• Given records:
************
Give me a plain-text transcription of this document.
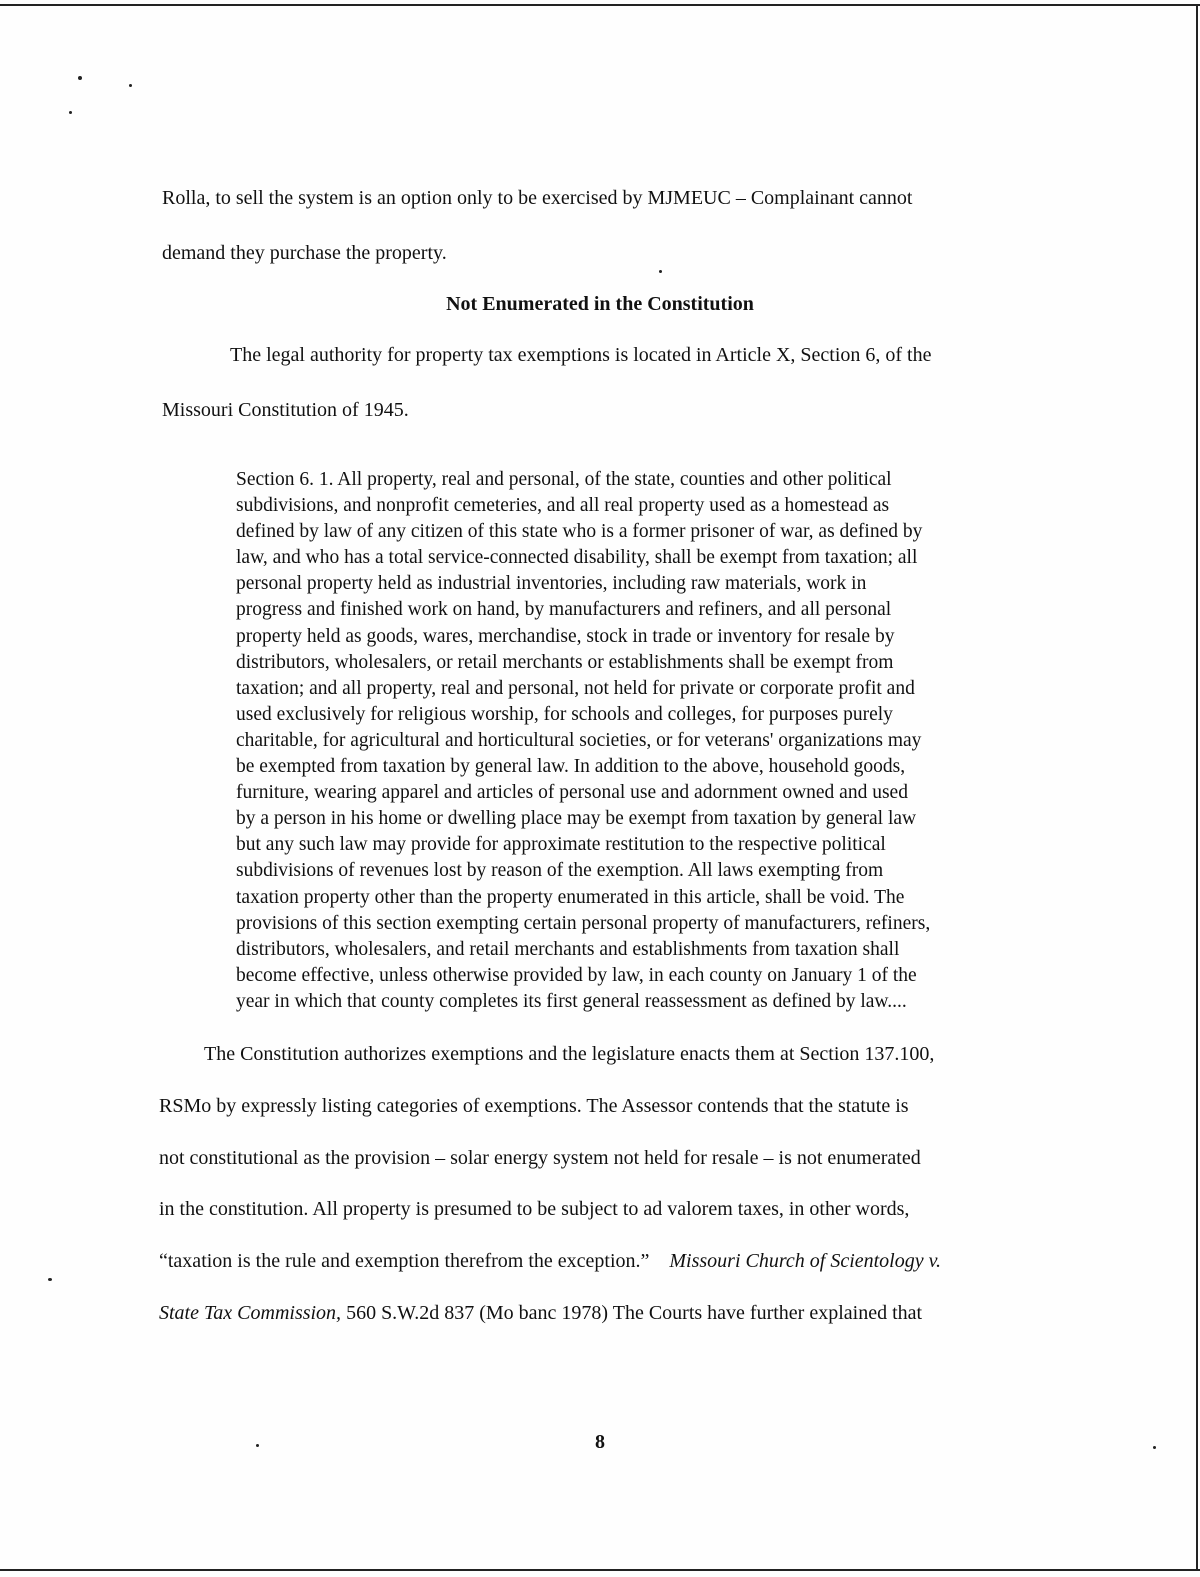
Rolla, to sell the system is an option only to be exercised by MJMEUC – Complainant cannot
demand they purchase the property.
Not Enumerated in the Constitution
The legal authority for property tax exemptions is located in Article X, Section 6, of the
Missouri Constitution of 1945.
Section 6. 1. All property, real and personal, of the state, counties and other political
subdivisions, and nonprofit cemeteries, and all real property used as a homestead as
defined by law of any citizen of this state who is a former prisoner of war, as defined by
law, and who has a total service-connected disability, shall be exempt from taxation; all
personal property held as industrial inventories, including raw materials, work in
progress and finished work on hand, by manufacturers and refiners, and all personal
property held as goods, wares, merchandise, stock in trade or inventory for resale by
distributors, wholesalers, or retail merchants or establishments shall be exempt from
taxation; and all property, real and personal, not held for private or corporate profit and
used exclusively for religious worship, for schools and colleges, for purposes purely
charitable, for agricultural and horticultural societies, or for veterans' organizations may
be exempted from taxation by general law. In addition to the above, household goods,
furniture, wearing apparel and articles of personal use and adornment owned and used
by a person in his home or dwelling place may be exempt from taxation by general law
but any such law may provide for approximate restitution to the respective political
subdivisions of revenues lost by reason of the exemption. All laws exempting from
taxation property other than the property enumerated in this article, shall be void. The
provisions of this section exempting certain personal property of manufacturers, refiners,
distributors, wholesalers, and retail merchants and establishments from taxation shall
become effective, unless otherwise provided by law, in each county on January 1 of the
year in which that county completes its first general reassessment as defined by law....
The Constitution authorizes exemptions and the legislature enacts them at Section 137.100,
RSMo by expressly listing categories of exemptions. The Assessor contends that the statute is
not constitutional as the provision – solar energy system not held for resale – is not enumerated
in the constitution. All property is presumed to be subject to ad valorem taxes, in other words,
“taxation is the rule and exemption therefrom the exception.” Missouri Church of Scientology v.
State Tax Commission, 560 S.W.2d 837 (Mo banc 1978) The Courts have further explained that
8
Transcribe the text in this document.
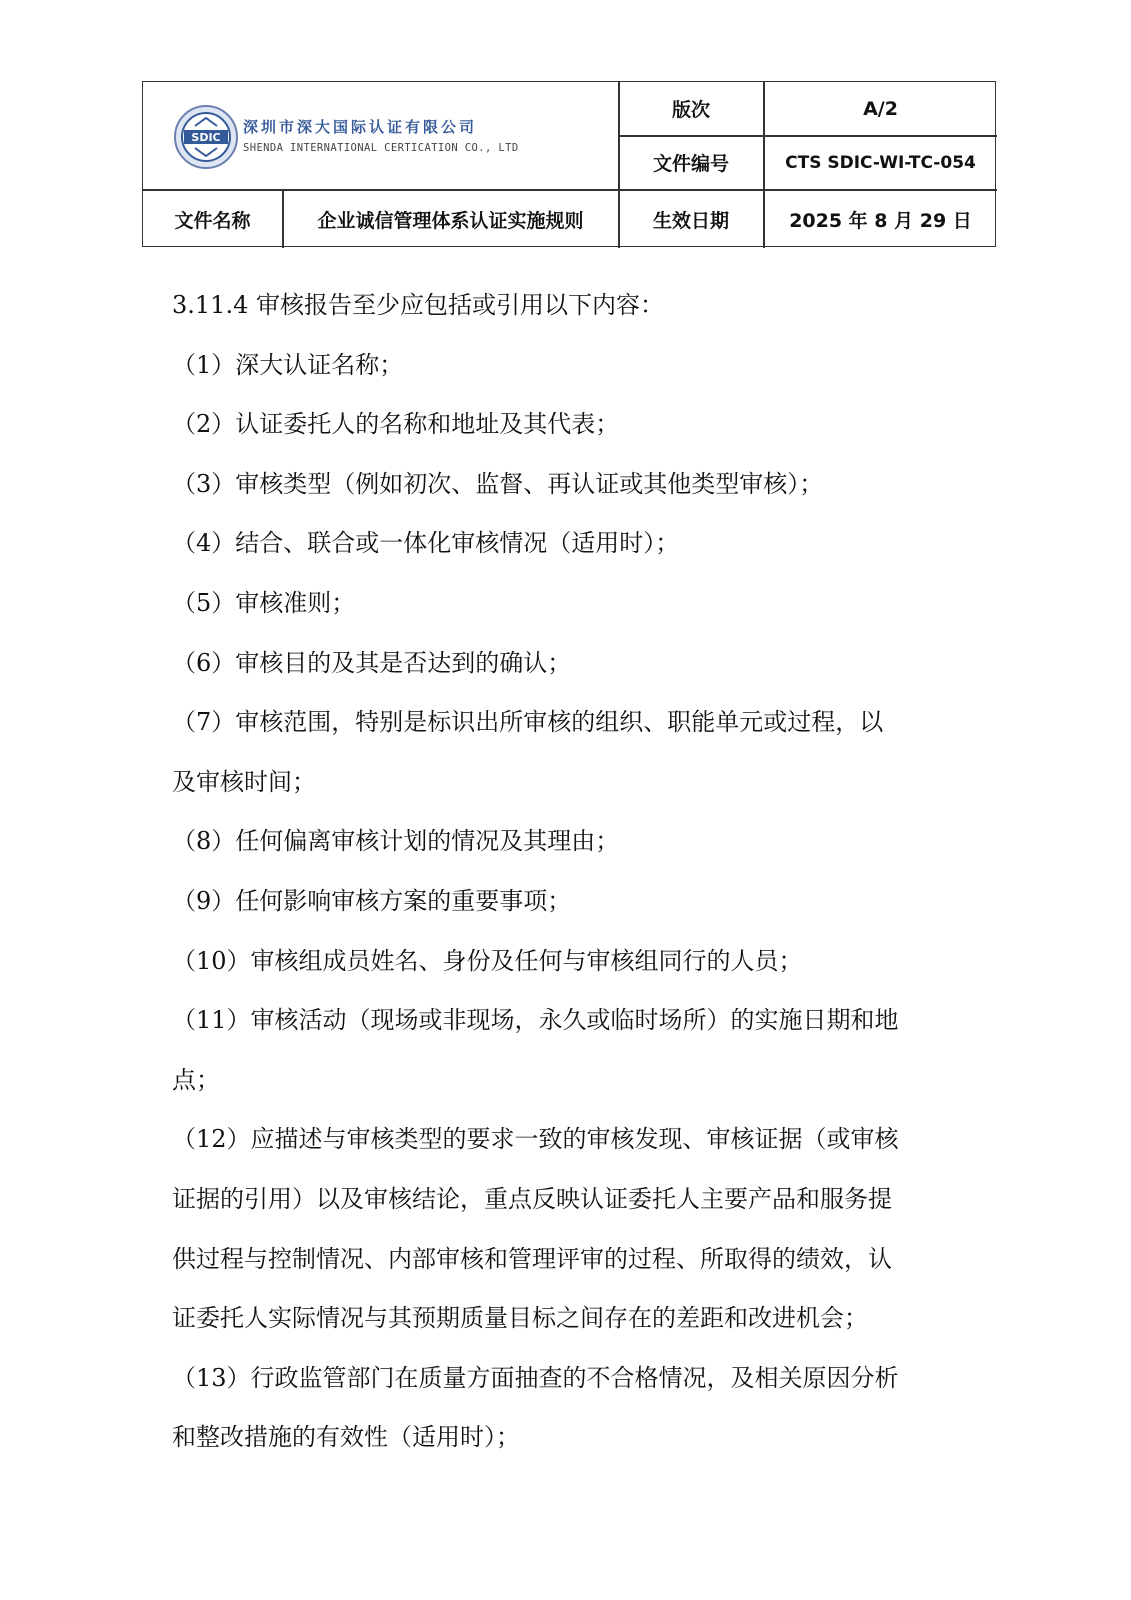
SDIC
深圳市深大国际认证有限公司
SHENDA INTERNATIONAL CERTICATION CO., LTD
版次	A/2
文件编号	CTS SDIC-WI-TC-054
文件名称	企业诚信管理体系认证实施规则	生效日期	2025 年 8 月 29 日
3.11.4 审核报告至少应包括或引用以下内容：
（1）深大认证名称；
（2）认证委托人的名称和地址及其代表；
（3）审核类型（例如初次、监督、再认证或其他类型审核）；
（4）结合、联合或一体化审核情况（适用时）；
（5）审核准则；
（6）审核目的及其是否达到的确认；
（7）审核范围，特别是标识出所审核的组织、职能单元或过程，以
及审核时间；
（8）任何偏离审核计划的情况及其理由；
（9）任何影响审核方案的重要事项；
（10）审核组成员姓名、身份及任何与审核组同行的人员；
（11）审核活动（现场或非现场，永久或临时场所）的实施日期和地
点；
（12）应描述与审核类型的要求一致的审核发现、审核证据（或审核
证据的引用）以及审核结论，重点反映认证委托人主要产品和服务提
供过程与控制情况、内部审核和管理评审的过程、所取得的绩效，认
证委托人实际情况与其预期质量目标之间存在的差距和改进机会；
（13）行政监管部门在质量方面抽查的不合格情况，及相关原因分析
和整改措施的有效性（适用时）；
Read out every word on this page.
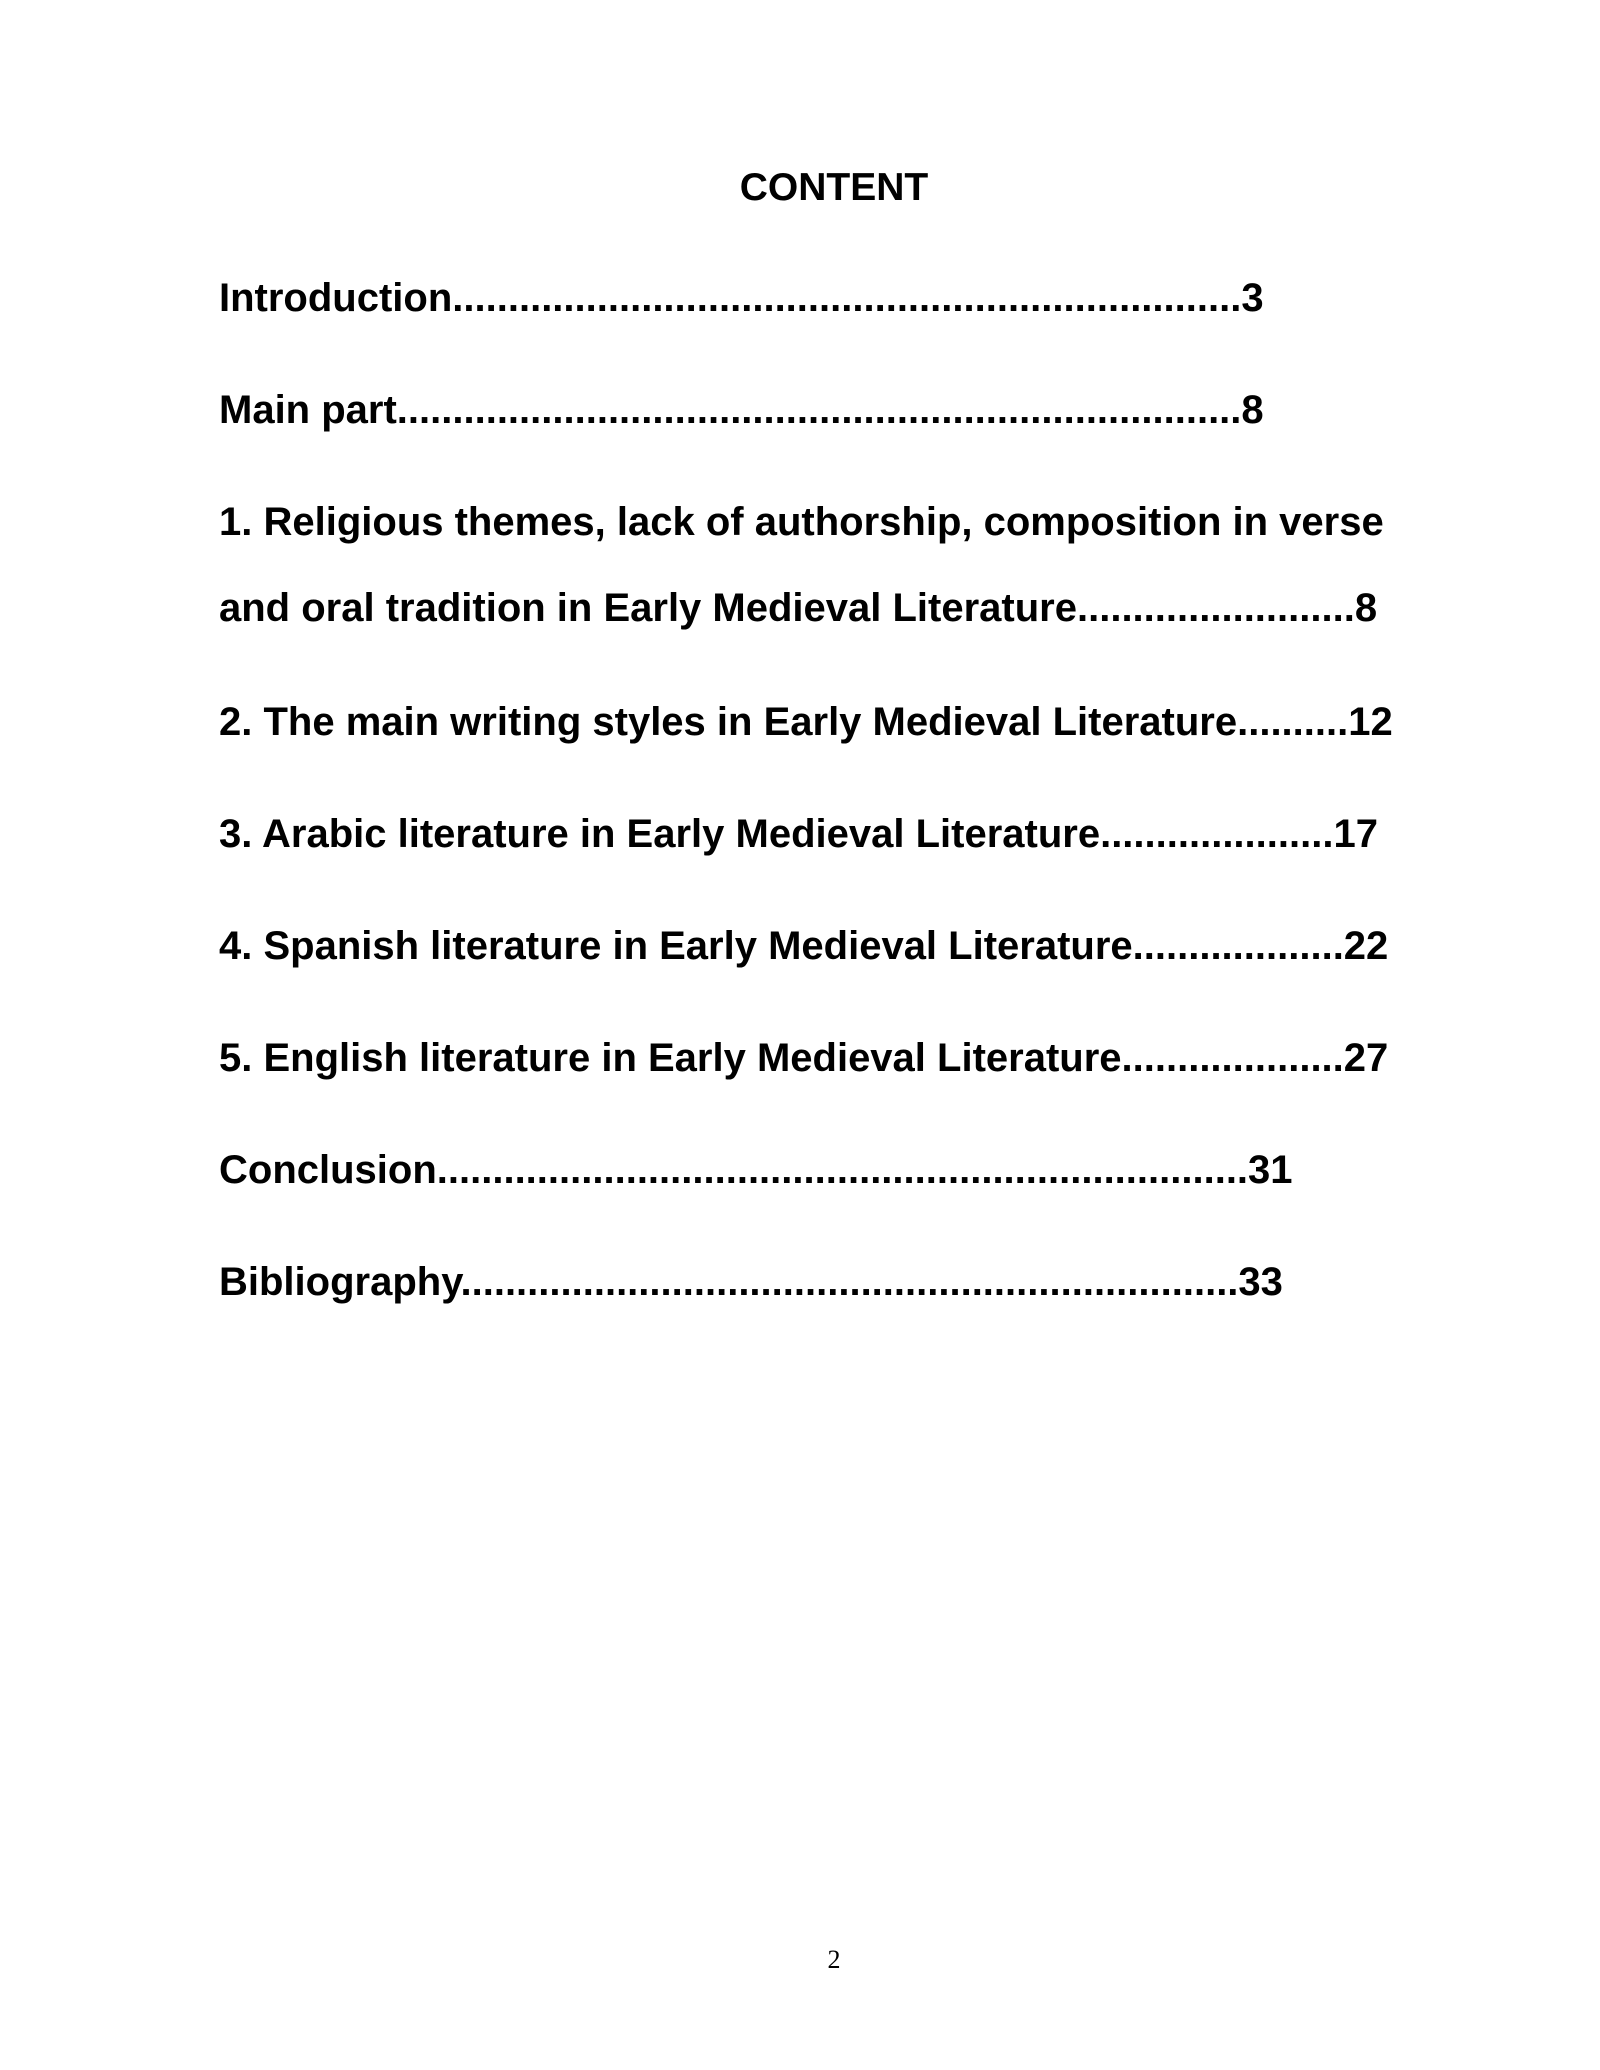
CONTENT
Introduction.......................................................................3
Main part............................................................................8
1. Religious themes, lack of authorship, composition in verse
and oral tradition in Early Medieval Literature.........................8
2. The main writing styles in Early Medieval Literature..........12
3. Arabic literature in Early Medieval Literature.....................17
4. Spanish literature in Early Medieval Literature...................22
5. English literature in Early Medieval Literature....................27
Conclusion.........................................................................31
Bibliography......................................................................33
2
************
Copy the data character for character, but drop all pictures from the copy.

Give me a plain-text transcription of this document.
Rolla, to sell the system is an option only to be exercised by MJMEUC – Complainant cannot
demand they purchase the property.
Not Enumerated in the Constitution
The legal authority for property tax exemptions is located in Article X, Section 6, of the
Missouri Constitution of 1945.
Section 6. 1. All property, real and personal, of the state, counties and other political
subdivisions, and nonprofit cemeteries, and all real property used as a homestead as
defined by law of any citizen of this state who is a former prisoner of war, as defined by
law, and who has a total service-connected disability, shall be exempt from taxation; all
personal property held as industrial inventories, including raw materials, work in
progress and finished work on hand, by manufacturers and refiners, and all personal
property held as goods, wares, merchandise, stock in trade or inventory for resale by
distributors, wholesalers, or retail merchants or establishments shall be exempt from
taxation; and all property, real and personal, not held for private or corporate profit and
used exclusively for religious worship, for schools and colleges, for purposes purely
charitable, for agricultural and horticultural societies, or for veterans' organizations may
be exempted from taxation by general law. In addition to the above, household goods,
furniture, wearing apparel and articles of personal use and adornment owned and used
by a person in his home or dwelling place may be exempt from taxation by general law
but any such law may provide for approximate restitution to the respective political
subdivisions of revenues lost by reason of the exemption. All laws exempting from
taxation property other than the property enumerated in this article, shall be void. The
provisions of this section exempting certain personal property of manufacturers, refiners,
distributors, wholesalers, and retail merchants and establishments from taxation shall
become effective, unless otherwise provided by law, in each county on January 1 of the
year in which that county completes its first general reassessment as defined by law....
The Constitution authorizes exemptions and the legislature enacts them at Section 137.100,
RSMo by expressly listing categories of exemptions. The Assessor contends that the statute is
not constitutional as the provision – solar energy system not held for resale – is not enumerated
in the constitution. All property is presumed to be subject to ad valorem taxes, in other words,
“taxation is the rule and exemption therefrom the exception.” Missouri Church of Scientology v.
State Tax Commission, 560 S.W.2d 837 (Mo banc 1978) The Courts have further explained that
8
Transcribe the text in this document.
SDIC
深圳市深大国际认证有限公司
SHENDA INTERNATIONAL CERTICATION CO., LTD
版次	A/2
文件编号	CTS SDIC-WI-TC-054
文件名称	企业诚信管理体系认证实施规则	生效日期	2025 年 8 月 29 日
3.11.4 审核报告至少应包括或引用以下内容：
（1）深大认证名称；
（2）认证委托人的名称和地址及其代表；
（3）审核类型（例如初次、监督、再认证或其他类型审核）；
（4）结合、联合或一体化审核情况（适用时）；
（5）审核准则；
（6）审核目的及其是否达到的确认；
（7）审核范围，特别是标识出所审核的组织、职能单元或过程，以
及审核时间；
（8）任何偏离审核计划的情况及其理由；
（9）任何影响审核方案的重要事项；
（10）审核组成员姓名、身份及任何与审核组同行的人员；
（11）审核活动（现场或非现场，永久或临时场所）的实施日期和地
点；
（12）应描述与审核类型的要求一致的审核发现、审核证据（或审核
证据的引用）以及审核结论，重点反映认证委托人主要产品和服务提
供过程与控制情况、内部审核和管理评审的过程、所取得的绩效，认
证委托人实际情况与其预期质量目标之间存在的差距和改进机会；
（13）行政监管部门在质量方面抽查的不合格情况，及相关原因分析
和整改措施的有效性（适用时）；
Read out every word on this page.
CONTENT
Introduction.......................................................................3
Main part............................................................................8
1. Religious themes, lack of authorship, composition in verse
and oral tradition in Early Medieval Literature.........................8
2. The main writing styles in Early Medieval Literature..........12
3. Arabic literature in Early Medieval Literature.....................17
4. Spanish literature in Early Medieval Literature...................22
5. English literature in Early Medieval Literature....................27
Conclusion.........................................................................31
Bibliography......................................................................33
2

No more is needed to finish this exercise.